** BEGIN Data for the task **

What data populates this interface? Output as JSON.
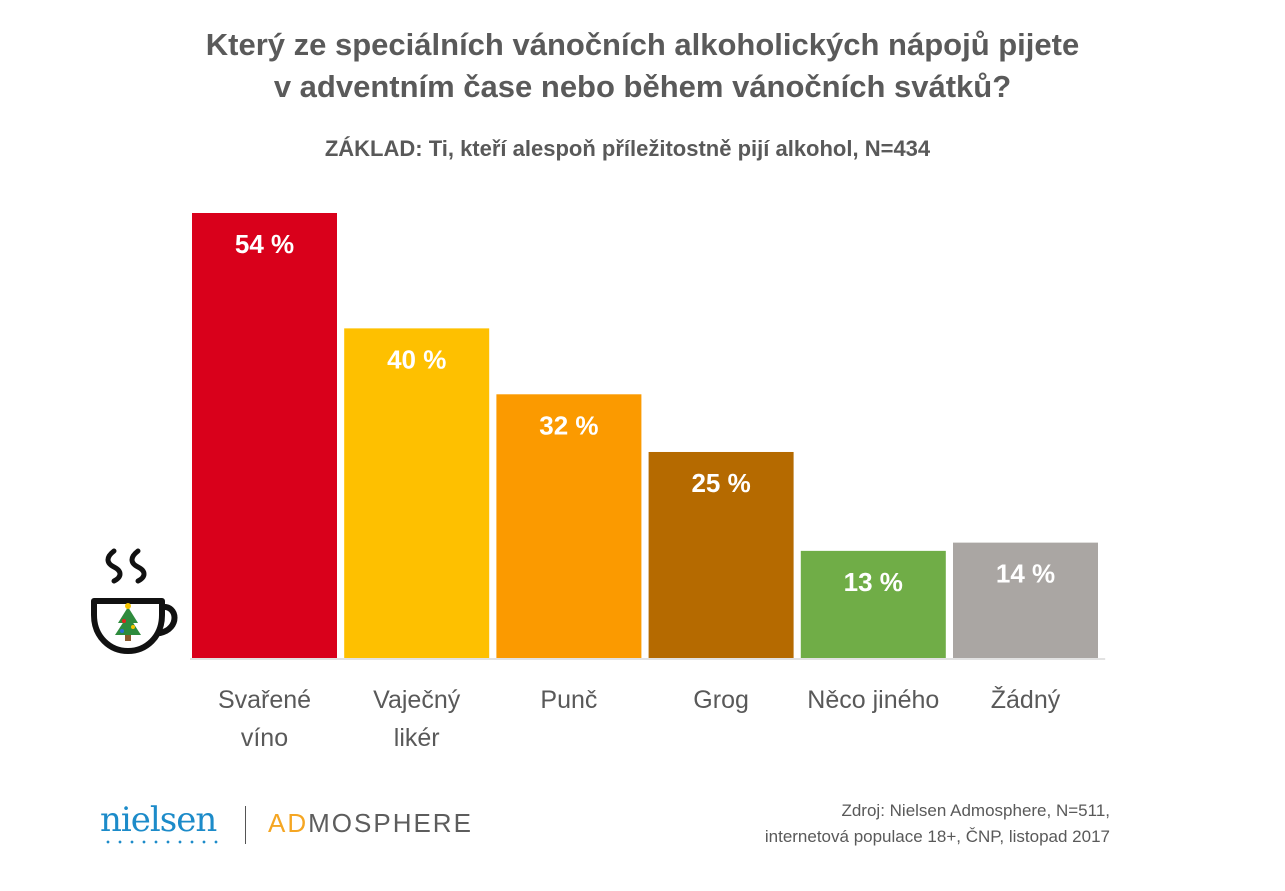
{
  "chart_data": {
    "type": "bar",
    "title_lines": [
      "Který ze speciálních vánočních alkoholických nápojů pijete",
      "v adventním čase nebo během vánočních svátků?"
    ],
    "subtitle": "ZÁKLAD: Ti, kteří alespoň příležitostně pijí alkohol, N=434",
    "categories": [
      [
        "Svařené",
        "víno"
      ],
      [
        "Vaječný",
        "likér"
      ],
      [
        "Punč"
      ],
      [
        "Grog"
      ],
      [
        "Něco jiného"
      ],
      [
        "Žádný"
      ]
    ],
    "values": [
      54,
      40,
      32,
      25,
      13,
      14
    ],
    "value_labels": [
      "54 %",
      "40 %",
      "32 %",
      "25 %",
      "13 %",
      "14 %"
    ],
    "colors": [
      "#d9001b",
      "#fec000",
      "#fb9a00",
      "#b56a00",
      "#70ad47",
      "#aaa6a3"
    ],
    "ylim": [
      0,
      54
    ],
    "grid": false,
    "legend": "none"
  },
  "logo": {
    "nielsen": "nielsen",
    "admosphere_ad": "AD",
    "admosphere_rest": "MOSPHERE"
  },
  "source": {
    "line1": "Zdroj: Nielsen Admosphere, N=511,",
    "line2": "internetová populace 18+, ČNP, listopad 2017"
  },
  "icons": {
    "cup": "christmas-cup-icon"
  }
}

** END Data for the task **

Quote each line of the listing exactly, but leave the pictures out.

## Solution to this problem
What data populates this interface? Output as JSON.
{
  "chart_data": {
    "type": "bar",
    "title_lines": [
      "Který ze speciálních vánočních alkoholických nápojů pijete",
      "v adventním čase nebo během vánočních svátků?"
    ],
    "subtitle": "ZÁKLAD: Ti, kteří alespoň příležitostně pijí alkohol, N=434",
    "categories": [
      [
        "Svařené",
        "víno"
      ],
      [
        "Vaječný",
        "likér"
      ],
      [
        "Punč"
      ],
      [
        "Grog"
      ],
      [
        "Něco jiného"
      ],
      [
        "Žádný"
      ]
    ],
    "values": [
      54,
      40,
      32,
      25,
      13,
      14
    ],
    "value_labels": [
      "54 %",
      "40 %",
      "32 %",
      "25 %",
      "13 %",
      "14 %"
    ],
    "colors": [
      "#d9001b",
      "#fec000",
      "#fb9a00",
      "#b56a00",
      "#70ad47",
      "#aaa6a3"
    ],
    "ylim": [
      0,
      54
    ],
    "grid": false,
    "legend": "none"
  },
  "logo": {
    "nielsen": "nielsen",
    "admosphere_ad": "AD",
    "admosphere_rest": "MOSPHERE"
  },
  "source": {
    "line1": "Zdroj: Nielsen Admosphere, N=511,",
    "line2": "internetová populace 18+, ČNP, listopad 2017"
  },
  "icons": {
    "cup": "christmas-cup-icon"
  }
}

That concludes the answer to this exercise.